Extract every line of the material that holds the string "Станислав".

/---

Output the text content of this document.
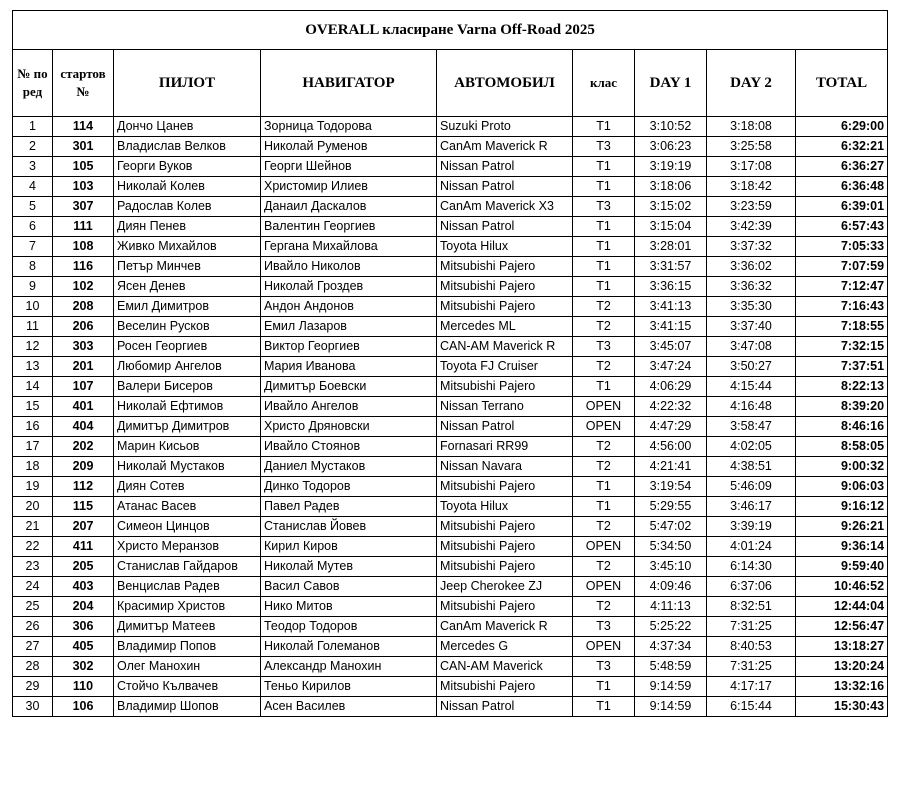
OVERALL класиране Varna Off-Road 2025								
№ по ред	стартов №	ПИЛОТ	НАВИГАТОР	АВТОМОБИЛ	клас	DAY 1	DAY 2	TOTAL
1	114	Дончо Цанев	Зорница Тодорова	Suzuki Proto	T1	3:10:52	3:18:08	6:29:00
2	301	Владислав Велков	Николай Руменов	CanAm Maverick R	T3	3:06:23	3:25:58	6:32:21
3	105	Георги Вуков	Георги Шейнов	Nissan Patrol	T1	3:19:19	3:17:08	6:36:27
4	103	Николай Колев	Христомир Илиев	Nissan Patrol	T1	3:18:06	3:18:42	6:36:48
5	307	Радослав Колев	Данаил Даскалов	CanAm Maverick X3	T3	3:15:02	3:23:59	6:39:01
6	111	Диян Пенев	Валентин Георгиев	Nissan Patrol	T1	3:15:04	3:42:39	6:57:43
7	108	Живко Михайлов	Гергана Михайлова	Toyota Hilux	T1	3:28:01	3:37:32	7:05:33
8	116	Петър Минчев	Ивайло Николов	Mitsubishi Pajero	T1	3:31:57	3:36:02	7:07:59
9	102	Ясен Денев	Николай Гроздев	Mitsubishi Pajero	T1	3:36:15	3:36:32	7:12:47
10	208	Емил Димитров	Андон Андонов	Mitsubishi Pajero	T2	3:41:13	3:35:30	7:16:43
11	206	Веселин Русков	Емил Лазаров	Mercedes ML	T2	3:41:15	3:37:40	7:18:55
12	303	Росен Георгиев	Виктор Георгиев	CAN-AM Maverick R	T3	3:45:07	3:47:08	7:32:15
13	201	Любомир Ангелов	Мария Иванова	Toyota FJ Cruiser	T2	3:47:24	3:50:27	7:37:51
14	107	Валери Бисеров	Димитър Боевски	Mitsubishi Pajero	T1	4:06:29	4:15:44	8:22:13
15	401	Николай Ефтимов	Ивайло Ангелов	Nissan Terrano	OPEN	4:22:32	4:16:48	8:39:20
16	404	Димитър Димитров	Христо Дряновски	Nissan Patrol	OPEN	4:47:29	3:58:47	8:46:16
17	202	Марин Кисьов	Ивайло Стоянов	Fornasari RR99	T2	4:56:00	4:02:05	8:58:05
18	209	Николай Мустаков	Даниел Мустаков	Nissan Navara	T2	4:21:41	4:38:51	9:00:32
19	112	Диян Сотев	Динко Тодоров	Mitsubishi Pajero	T1	3:19:54	5:46:09	9:06:03
20	115	Атанас Васев	Павел Радев	Toyota Hilux	T1	5:29:55	3:46:17	9:16:12
21	207	Симеон Цинцов	Станислав Йовев	Mitsubishi Pajero	T2	5:47:02	3:39:19	9:26:21
22	411	Христо Меранзов	Кирил Киров	Mitsubishi Pajero	OPEN	5:34:50	4:01:24	9:36:14
23	205	Станислав Гайдаров	Николай Мутев	Mitsubishi Pajero	T2	3:45:10	6:14:30	9:59:40
24	403	Венцислав Радев	Васил Савов	Jeep Cherokee ZJ	OPEN	4:09:46	6:37:06	10:46:52
25	204	Красимир Христов	Нико Митов	Mitsubishi Pajero	T2	4:11:13	8:32:51	12:44:04
26	306	Димитър Матеев	Теодор Тодоров	CanAm Maverick R	T3	5:25:22	7:31:25	12:56:47
27	405	Владимир Попов	Николай Големанов	Mercedes G	OPEN	4:37:34	8:40:53	13:18:27
28	302	Олег Манохин	Александр Манохин	CAN-AM Maverick	T3	5:48:59	7:31:25	13:20:24
29	110	Стойчо Кълвачев	Теньо Кирилов	Mitsubishi Pajero	T1	9:14:59	4:17:17	13:32:16
30	106	Владимир Шопов	Асен Василев	Nissan Patrol	T1	9:14:59	6:15:44	15:30:43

\---

> [TASK OUTPUT]:
21	207	Симеон Цинцов	Станислав Йовев	Mitsubishi Pajero	T2	5:47:02	3:39:19	9:26:21
23	205	Станислав Гайдаров	Николай Мутев	Mitsubishi Pajero	T2	3:45:10	6:14:30	9:59:40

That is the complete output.